WHAT THE TASK REQUIRES
Omit every picture and write out the rest of the records exactly.

SOURCE RECORDS
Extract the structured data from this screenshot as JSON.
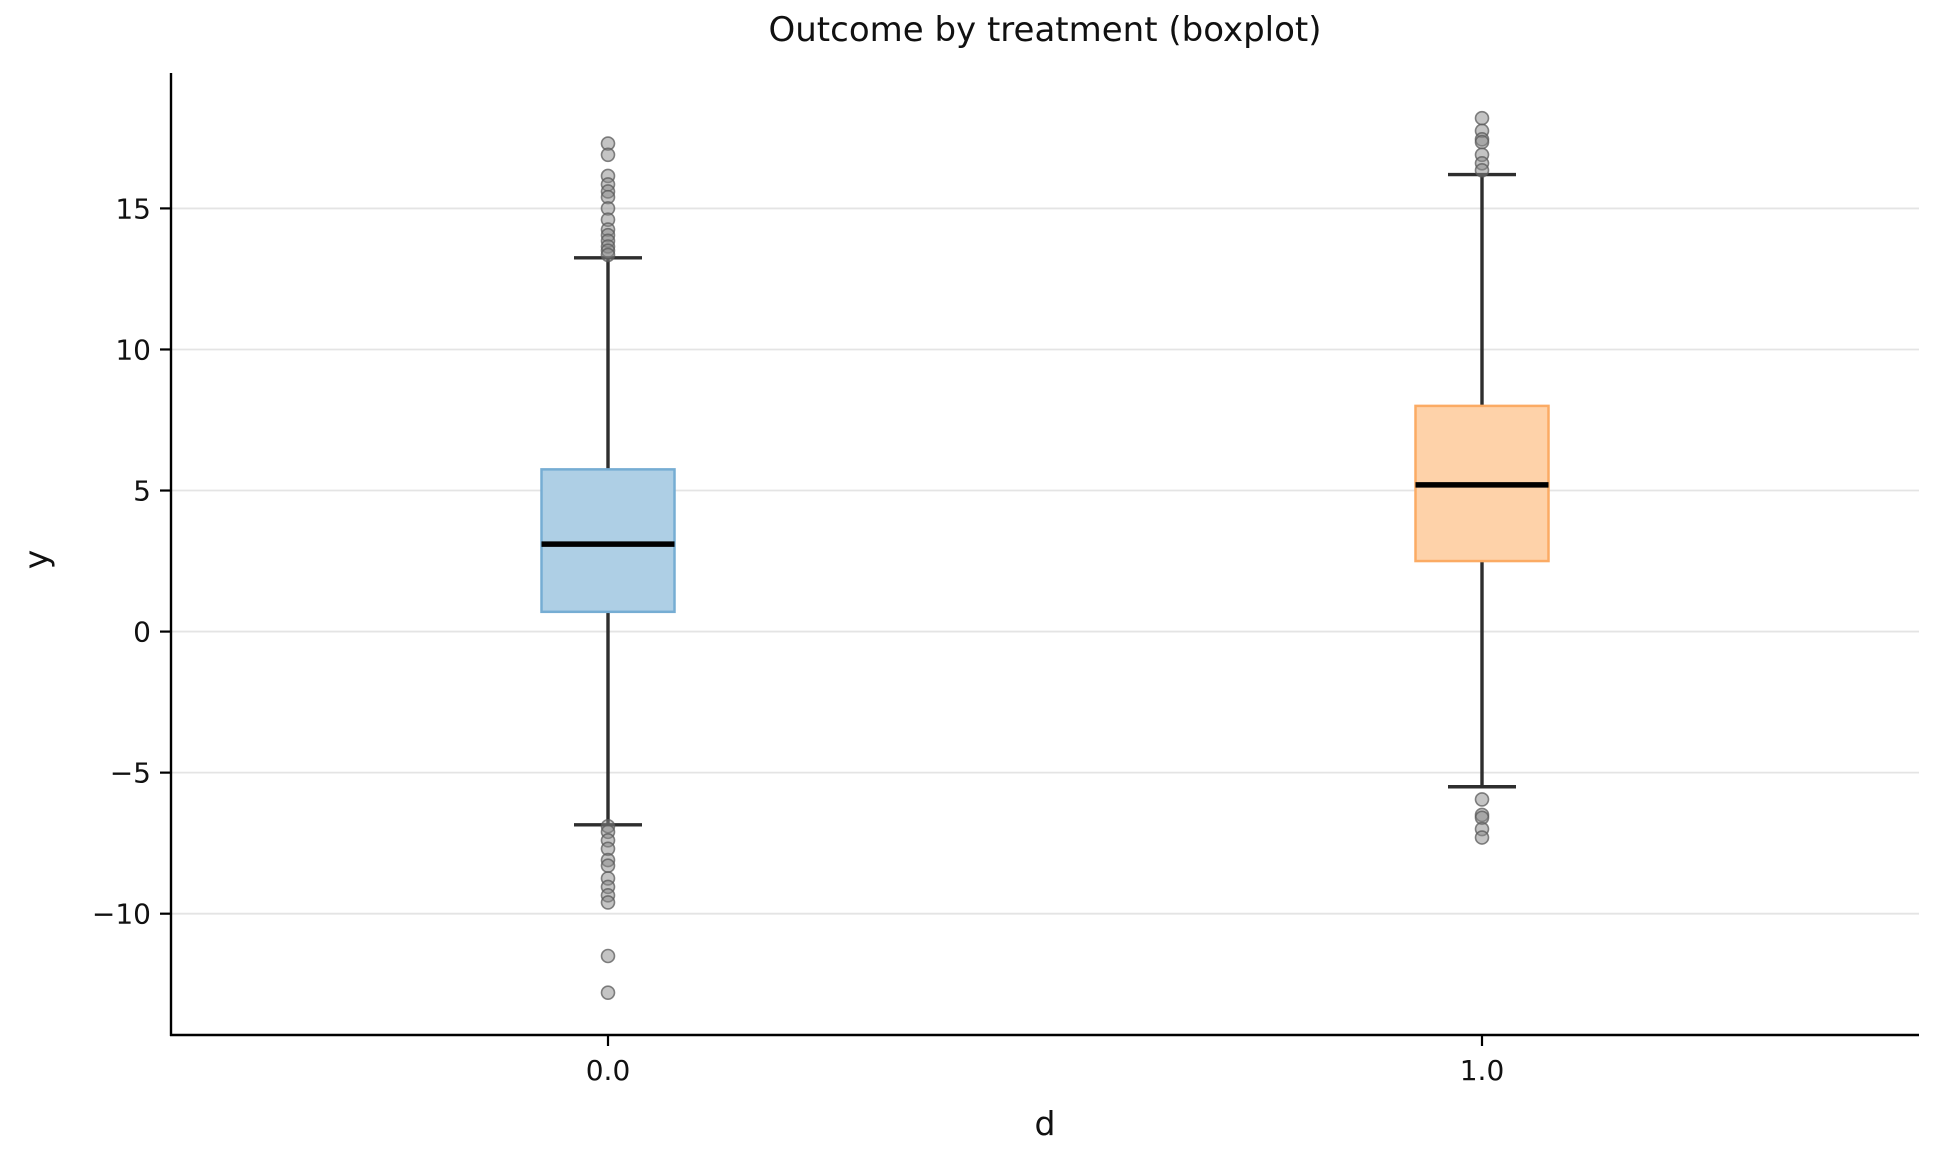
{
  "title": "Outcome by treatment (boxplot)",
  "chart_data": {
    "type": "boxplot",
    "title": "Outcome by treatment (boxplot)",
    "xlabel": "d",
    "ylabel": "y",
    "categories": [
      "0.0",
      "1.0"
    ],
    "x_positions": [
      0,
      1
    ],
    "xlim": [
      -0.5,
      1.5
    ],
    "ylim": [
      -14.3,
      19.8
    ],
    "yticks": [
      15,
      10,
      5,
      0,
      -5,
      -10
    ],
    "grid": "horizontal-only",
    "legend": "none",
    "spines": [
      "left",
      "bottom"
    ],
    "series": [
      {
        "name": "d=0.0",
        "category": "0.0",
        "x": 0,
        "whisker_low": -6.85,
        "q1": 0.7,
        "median": 3.1,
        "q3": 5.75,
        "whisker_high": 13.25,
        "outliers_high": [
          17.3,
          16.9,
          16.15,
          15.85,
          15.6,
          15.4,
          15.0,
          14.6,
          14.25,
          14.05,
          13.85,
          13.65,
          13.5,
          13.35
        ],
        "outliers_low": [
          -6.9,
          -7.1,
          -7.4,
          -7.7,
          -8.1,
          -8.3,
          -8.75,
          -9.05,
          -9.35,
          -9.6,
          -11.5,
          -12.8
        ],
        "fill": "#aecfe5",
        "edge": "#76add3"
      },
      {
        "name": "d=1.0",
        "category": "1.0",
        "x": 1,
        "whisker_low": -5.5,
        "q1": 2.5,
        "median": 5.2,
        "q3": 8.0,
        "whisker_high": 16.2,
        "outliers_high": [
          18.2,
          17.75,
          17.45,
          17.35,
          16.9,
          16.6,
          16.35
        ],
        "outliers_low": [
          -5.95,
          -6.5,
          -6.6,
          -7.0,
          -7.3
        ],
        "fill": "#fed2a9",
        "edge": "#fbab64"
      }
    ],
    "colors": {
      "background": "#ffffff",
      "grid": "#e4e4e4",
      "spine": "#000000",
      "whisker": "#2e2e2e",
      "median": "#000000",
      "outlier_fill": "#8a8a8a",
      "outlier_edge": "#5a5a5a",
      "tick_text": "#111111"
    }
  }
}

RESPONSE
Extract the structured data from this screenshot as JSON.
{
  "title": "Outcome by treatment (boxplot)",
  "chart_data": {
    "type": "boxplot",
    "title": "Outcome by treatment (boxplot)",
    "xlabel": "d",
    "ylabel": "y",
    "categories": [
      "0.0",
      "1.0"
    ],
    "x_positions": [
      0,
      1
    ],
    "xlim": [
      -0.5,
      1.5
    ],
    "ylim": [
      -14.3,
      19.8
    ],
    "yticks": [
      15,
      10,
      5,
      0,
      -5,
      -10
    ],
    "grid": "horizontal-only",
    "legend": "none",
    "spines": [
      "left",
      "bottom"
    ],
    "series": [
      {
        "name": "d=0.0",
        "category": "0.0",
        "x": 0,
        "whisker_low": -6.85,
        "q1": 0.7,
        "median": 3.1,
        "q3": 5.75,
        "whisker_high": 13.25,
        "outliers_high": [
          17.3,
          16.9,
          16.15,
          15.85,
          15.6,
          15.4,
          15.0,
          14.6,
          14.25,
          14.05,
          13.85,
          13.65,
          13.5,
          13.35
        ],
        "outliers_low": [
          -6.9,
          -7.1,
          -7.4,
          -7.7,
          -8.1,
          -8.3,
          -8.75,
          -9.05,
          -9.35,
          -9.6,
          -11.5,
          -12.8
        ],
        "fill": "#aecfe5",
        "edge": "#76add3"
      },
      {
        "name": "d=1.0",
        "category": "1.0",
        "x": 1,
        "whisker_low": -5.5,
        "q1": 2.5,
        "median": 5.2,
        "q3": 8.0,
        "whisker_high": 16.2,
        "outliers_high": [
          18.2,
          17.75,
          17.45,
          17.35,
          16.9,
          16.6,
          16.35
        ],
        "outliers_low": [
          -5.95,
          -6.5,
          -6.6,
          -7.0,
          -7.3
        ],
        "fill": "#fed2a9",
        "edge": "#fbab64"
      }
    ],
    "colors": {
      "background": "#ffffff",
      "grid": "#e4e4e4",
      "spine": "#000000",
      "whisker": "#2e2e2e",
      "median": "#000000",
      "outlier_fill": "#8a8a8a",
      "outlier_edge": "#5a5a5a",
      "tick_text": "#111111"
    }
  }
}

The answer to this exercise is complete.